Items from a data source
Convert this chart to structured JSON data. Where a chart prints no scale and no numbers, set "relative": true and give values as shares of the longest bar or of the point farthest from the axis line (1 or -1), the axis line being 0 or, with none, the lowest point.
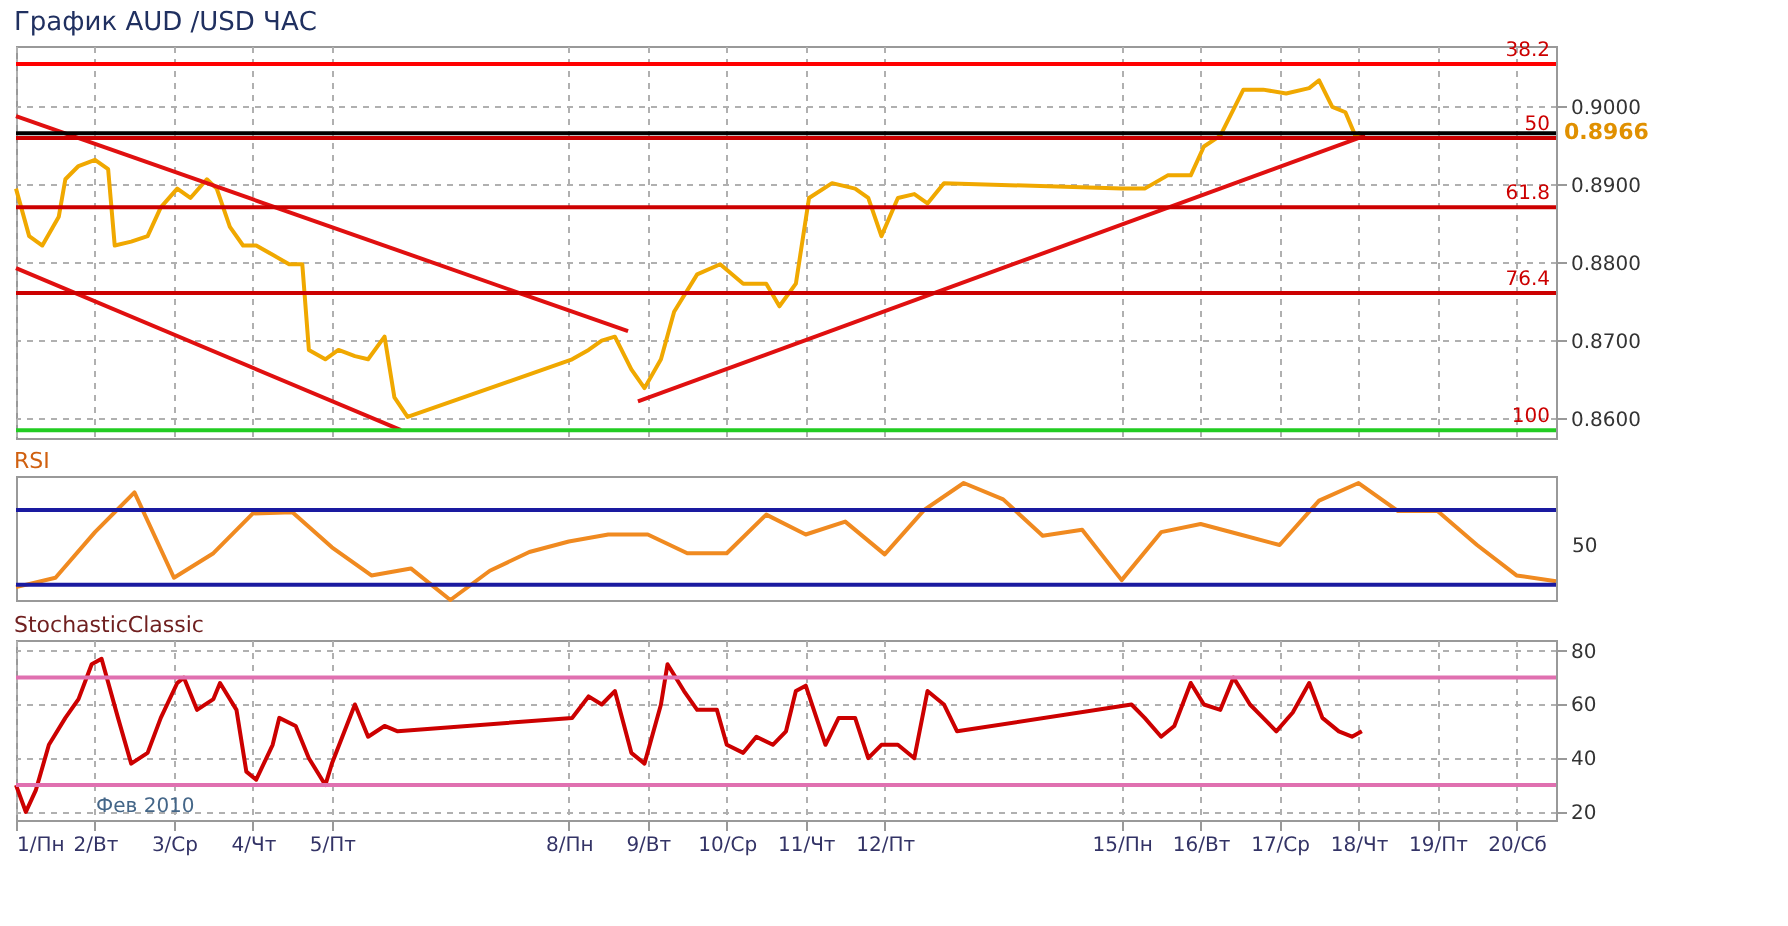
{
  "chart_data": [
    {
      "type": "line",
      "title": "График AUD /USD  ЧАС",
      "xlim": [
        "2010-02-01T00:00",
        "2010-02-20T12:00"
      ],
      "xticks": [
        {
          "value": "2010-02-01",
          "label": null
        },
        {
          "value": "2010-02-02",
          "label": null
        },
        {
          "value": "2010-02-03",
          "label": null
        },
        {
          "value": "2010-02-04",
          "label": null
        },
        {
          "value": "2010-02-05",
          "label": null
        },
        {
          "value": "2010-02-08",
          "label": null
        },
        {
          "value": "2010-02-09",
          "label": null
        },
        {
          "value": "2010-02-10",
          "label": null
        },
        {
          "value": "2010-02-11",
          "label": null
        },
        {
          "value": "2010-02-12",
          "label": null
        },
        {
          "value": "2010-02-15",
          "label": null
        },
        {
          "value": "2010-02-16",
          "label": null
        },
        {
          "value": "2010-02-17",
          "label": null
        },
        {
          "value": "2010-02-18",
          "label": null
        },
        {
          "value": "2010-02-19",
          "label": null
        },
        {
          "value": "2010-02-20",
          "label": null
        }
      ],
      "ylim": [
        0.8575,
        0.9078
      ],
      "yticks": [
        {
          "value": 0.86,
          "label": "0.8600"
        },
        {
          "value": 0.87,
          "label": "0.8700"
        },
        {
          "value": 0.88,
          "label": "0.8800"
        },
        {
          "value": 0.89,
          "label": "0.8900"
        },
        {
          "value": 0.9,
          "label": "0.9000"
        }
      ],
      "grid": true,
      "tick_labels": "y",
      "series": [
        {
          "color": "#f0a800",
          "x": [
            "2010-02-01T00:00",
            "2010-02-01T04:00",
            "2010-02-01T08:00",
            "2010-02-01T13:00",
            "2010-02-01T15:00",
            "2010-02-01T19:00",
            "2010-02-02T00:00",
            "2010-02-02T04:00",
            "2010-02-02T06:00",
            "2010-02-02T11:00",
            "2010-02-02T16:00",
            "2010-02-02T20:00",
            "2010-02-03T01:00",
            "2010-02-03T05:00",
            "2010-02-03T10:00",
            "2010-02-03T13:00",
            "2010-02-03T17:00",
            "2010-02-03T21:00",
            "2010-02-04T01:00",
            "2010-02-04T06:00",
            "2010-02-04T11:00",
            "2010-02-04T15:00",
            "2010-02-04T17:00",
            "2010-02-04T22:00",
            "2010-02-05T02:00",
            "2010-02-05T07:00",
            "2010-02-05T11:00",
            "2010-02-05T16:00",
            "2010-02-05T19:00",
            "2010-02-05T23:00",
            "2010-02-08T01:00",
            "2010-02-08T06:00",
            "2010-02-08T10:00",
            "2010-02-08T14:00",
            "2010-02-08T19:00",
            "2010-02-08T23:00",
            "2010-02-09T04:00",
            "2010-02-09T08:00",
            "2010-02-09T15:00",
            "2010-02-09T22:00",
            "2010-02-10T05:00",
            "2010-02-10T12:00",
            "2010-02-10T16:00",
            "2010-02-10T21:00",
            "2010-02-11T01:00",
            "2010-02-11T08:00",
            "2010-02-11T15:00",
            "2010-02-11T19:00",
            "2010-02-11T23:00",
            "2010-02-12T04:00",
            "2010-02-12T09:00",
            "2010-02-12T13:00",
            "2010-02-12T18:00",
            "2010-02-15T00:00",
            "2010-02-15T07:00",
            "2010-02-15T14:00",
            "2010-02-15T21:00",
            "2010-02-16T01:00",
            "2010-02-16T06:00",
            "2010-02-16T13:00",
            "2010-02-16T19:00",
            "2010-02-17T02:00",
            "2010-02-17T09:00",
            "2010-02-17T12:00",
            "2010-02-17T16:00",
            "2010-02-17T20:00",
            "2010-02-17T23:00",
            "2010-02-18T01:00"
          ],
          "values": [
            0.8895,
            0.8834,
            0.8822,
            0.8859,
            0.8907,
            0.8924,
            0.8932,
            0.892,
            0.8822,
            0.8827,
            0.8834,
            0.8871,
            0.8895,
            0.8883,
            0.8907,
            0.8895,
            0.8846,
            0.8822,
            0.8822,
            0.881,
            0.8798,
            0.8798,
            0.8688,
            0.8676,
            0.8688,
            0.868,
            0.8676,
            0.8705,
            0.8627,
            0.8602,
            0.8676,
            0.8688,
            0.87,
            0.8705,
            0.8663,
            0.8639,
            0.8676,
            0.8737,
            0.8785,
            0.8798,
            0.8773,
            0.8773,
            0.8744,
            0.8773,
            0.8883,
            0.8902,
            0.8895,
            0.8883,
            0.8834,
            0.8883,
            0.8888,
            0.8876,
            0.8902,
            0.8895,
            0.8895,
            0.8912,
            0.8912,
            0.8949,
            0.8963,
            0.9022,
            0.9022,
            0.9017,
            0.9024,
            0.9034,
            0.9,
            0.8993,
            0.8963,
            0.8966
          ]
        },
        {
          "color": "#e01010",
          "x": [
            "2010-02-01T00:00",
            "2010-02-08T18:00"
          ],
          "values": [
            0.8988,
            0.8712
          ]
        },
        {
          "color": "#e01010",
          "x": [
            "2010-02-01T00:00",
            "2010-02-05T21:00"
          ],
          "values": [
            0.8793,
            0.8585
          ]
        },
        {
          "color": "#e01010",
          "x": [
            "2010-02-08T21:00",
            "2010-02-18T02:00"
          ],
          "values": [
            0.8622,
            0.8963
          ]
        }
      ],
      "ref_lines": [
        {
          "axis": "y",
          "value": 0.9055,
          "color": "#ff0000"
        },
        {
          "axis": "y",
          "value": 0.8966,
          "label": "0.8966",
          "color": "#000000"
        },
        {
          "axis": "y",
          "value": 0.896,
          "color": "#cc0000"
        },
        {
          "axis": "y",
          "value": 0.8871,
          "color": "#cc0000"
        },
        {
          "axis": "y",
          "value": 0.8761,
          "color": "#cc0000"
        },
        {
          "axis": "y",
          "value": 0.8585,
          "color": "#22cc22"
        }
      ],
      "annotations": [
        {
          "text": "38.2",
          "y": 0.9055
        },
        {
          "text": "50",
          "y": 0.896
        },
        {
          "text": "61.8",
          "y": 0.8871
        },
        {
          "text": "76.4",
          "y": 0.8761
        },
        {
          "text": "100",
          "y": 0.8585
        }
      ]
    },
    {
      "type": "line",
      "title": "RSI",
      "relative": true,
      "tick_labels": false,
      "categories": [
        null,
        null,
        null,
        null,
        null,
        null,
        null,
        null,
        null,
        null,
        null,
        null,
        null,
        null,
        null,
        null,
        null,
        null,
        null,
        null,
        null,
        null,
        null,
        null,
        null,
        null,
        null,
        null,
        null,
        null,
        null,
        null,
        null,
        null,
        null,
        null,
        null,
        null,
        null,
        null
      ],
      "series": [
        {
          "color": "#f08a20",
          "values": [
            0.11,
            0.19,
            0.58,
            0.92,
            0.19,
            0.4,
            0.74,
            0.75,
            0.45,
            0.21,
            0.27,
            0,
            0.25,
            0.41,
            0.5,
            0.56,
            0.56,
            0.4,
            0.4,
            0.73,
            0.56,
            0.67,
            0.39,
            0.77,
            1,
            0.86,
            0.55,
            0.6,
            0.17,
            0.58,
            0.65,
            0.56,
            0.47,
            0.85,
            1,
            0.76,
            0.76,
            0.47,
            0.21,
            0.16
          ]
        }
      ],
      "ref_lines": [
        {
          "axis": "y",
          "value": 0.77,
          "color": "#1a1aa0"
        },
        {
          "axis": "y",
          "value": 0.13,
          "color": "#1a1aa0"
        }
      ],
      "annotations": [
        "50"
      ]
    },
    {
      "type": "line",
      "title": "StochasticClassic",
      "xlim": [
        "2010-02-01T00:00",
        "2010-02-20T12:00"
      ],
      "xticks": [
        {
          "value": "2010-02-01",
          "label": "1/Пн"
        },
        {
          "value": "2010-02-02",
          "label": "2/Вт"
        },
        {
          "value": "2010-02-03",
          "label": "3/Ср"
        },
        {
          "value": "2010-02-04",
          "label": "4/Чт"
        },
        {
          "value": "2010-02-05",
          "label": "5/Пт"
        },
        {
          "value": "2010-02-08",
          "label": "8/Пн"
        },
        {
          "value": "2010-02-09",
          "label": "9/Вт"
        },
        {
          "value": "2010-02-10",
          "label": "10/Ср"
        },
        {
          "value": "2010-02-11",
          "label": "11/Чт"
        },
        {
          "value": "2010-02-12",
          "label": "12/Пт"
        },
        {
          "value": "2010-02-15",
          "label": "15/Пн"
        },
        {
          "value": "2010-02-16",
          "label": "16/Вт"
        },
        {
          "value": "2010-02-17",
          "label": "17/Ср"
        },
        {
          "value": "2010-02-18",
          "label": "18/Чт"
        },
        {
          "value": "2010-02-19",
          "label": "19/Пт"
        },
        {
          "value": "2010-02-20",
          "label": "20/Сб"
        }
      ],
      "ylim": [
        17,
        84
      ],
      "yticks": [
        20,
        40,
        60,
        80
      ],
      "grid": true,
      "series": [
        {
          "color": "#cc0000",
          "x": [
            "2010-02-01T00:00",
            "2010-02-01T03:00",
            "2010-02-01T06:00",
            "2010-02-01T10:00",
            "2010-02-01T15:00",
            "2010-02-01T19:00",
            "2010-02-01T23:00",
            "2010-02-02T02:00",
            "2010-02-02T07:00",
            "2010-02-02T11:00",
            "2010-02-02T16:00",
            "2010-02-02T20:00",
            "2010-02-03T01:00",
            "2010-02-03T03:00",
            "2010-02-03T07:00",
            "2010-02-03T12:00",
            "2010-02-03T14:00",
            "2010-02-03T19:00",
            "2010-02-03T22:00",
            "2010-02-04T01:00",
            "2010-02-04T06:00",
            "2010-02-04T08:00",
            "2010-02-04T13:00",
            "2010-02-04T17:00",
            "2010-02-04T22:00",
            "2010-02-05T00:00",
            "2010-02-05T07:00",
            "2010-02-05T11:00",
            "2010-02-05T16:00",
            "2010-02-05T20:00",
            "2010-02-08T01:00",
            "2010-02-08T06:00",
            "2010-02-08T10:00",
            "2010-02-08T14:00",
            "2010-02-08T19:00",
            "2010-02-08T23:00",
            "2010-02-09T04:00",
            "2010-02-09T06:00",
            "2010-02-09T11:00",
            "2010-02-09T15:00",
            "2010-02-09T21:00",
            "2010-02-10T00:00",
            "2010-02-10T05:00",
            "2010-02-10T09:00",
            "2010-02-10T14:00",
            "2010-02-10T18:00",
            "2010-02-10T21:00",
            "2010-02-11T00:00",
            "2010-02-11T06:00",
            "2010-02-11T10:00",
            "2010-02-11T15:00",
            "2010-02-11T19:00",
            "2010-02-11T23:00",
            "2010-02-12T04:00",
            "2010-02-12T09:00",
            "2010-02-12T13:00",
            "2010-02-12T18:00",
            "2010-02-12T22:00",
            "2010-02-15T03:00",
            "2010-02-15T07:00",
            "2010-02-15T12:00",
            "2010-02-15T16:00",
            "2010-02-15T21:00",
            "2010-02-16T01:00",
            "2010-02-16T06:00",
            "2010-02-16T10:00",
            "2010-02-16T15:00",
            "2010-02-16T19:00",
            "2010-02-16T23:00",
            "2010-02-17T04:00",
            "2010-02-17T09:00",
            "2010-02-17T13:00",
            "2010-02-17T18:00",
            "2010-02-17T22:00",
            "2010-02-18T01:00"
          ],
          "values": [
            30,
            20,
            28,
            45,
            55,
            62,
            75,
            77,
            55,
            38,
            42,
            55,
            68,
            70,
            58,
            62,
            68,
            58,
            35,
            32,
            45,
            55,
            52,
            40,
            30,
            38,
            60,
            48,
            52,
            50,
            55,
            63,
            60,
            65,
            42,
            38,
            60,
            75,
            65,
            58,
            58,
            45,
            42,
            48,
            45,
            50,
            65,
            67,
            45,
            55,
            55,
            40,
            45,
            45,
            40,
            65,
            60,
            50,
            60,
            55,
            48,
            52,
            68,
            60,
            58,
            70,
            60,
            55,
            50,
            57,
            68,
            55,
            50,
            48,
            50
          ]
        }
      ],
      "ref_lines": [
        {
          "axis": "y",
          "value": 70,
          "color": "#e070b0"
        },
        {
          "axis": "y",
          "value": 30,
          "color": "#e070b0"
        }
      ],
      "annotations": [
        "Фев 2010"
      ]
    }
  ]
}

Written task
Wherever the word "text" occurs in a line of the listing, copy that line.

Result
          "text": "38.2",
          "text": "50",
          "text": "61.8",
          "text": "76.4",
          "text": "100",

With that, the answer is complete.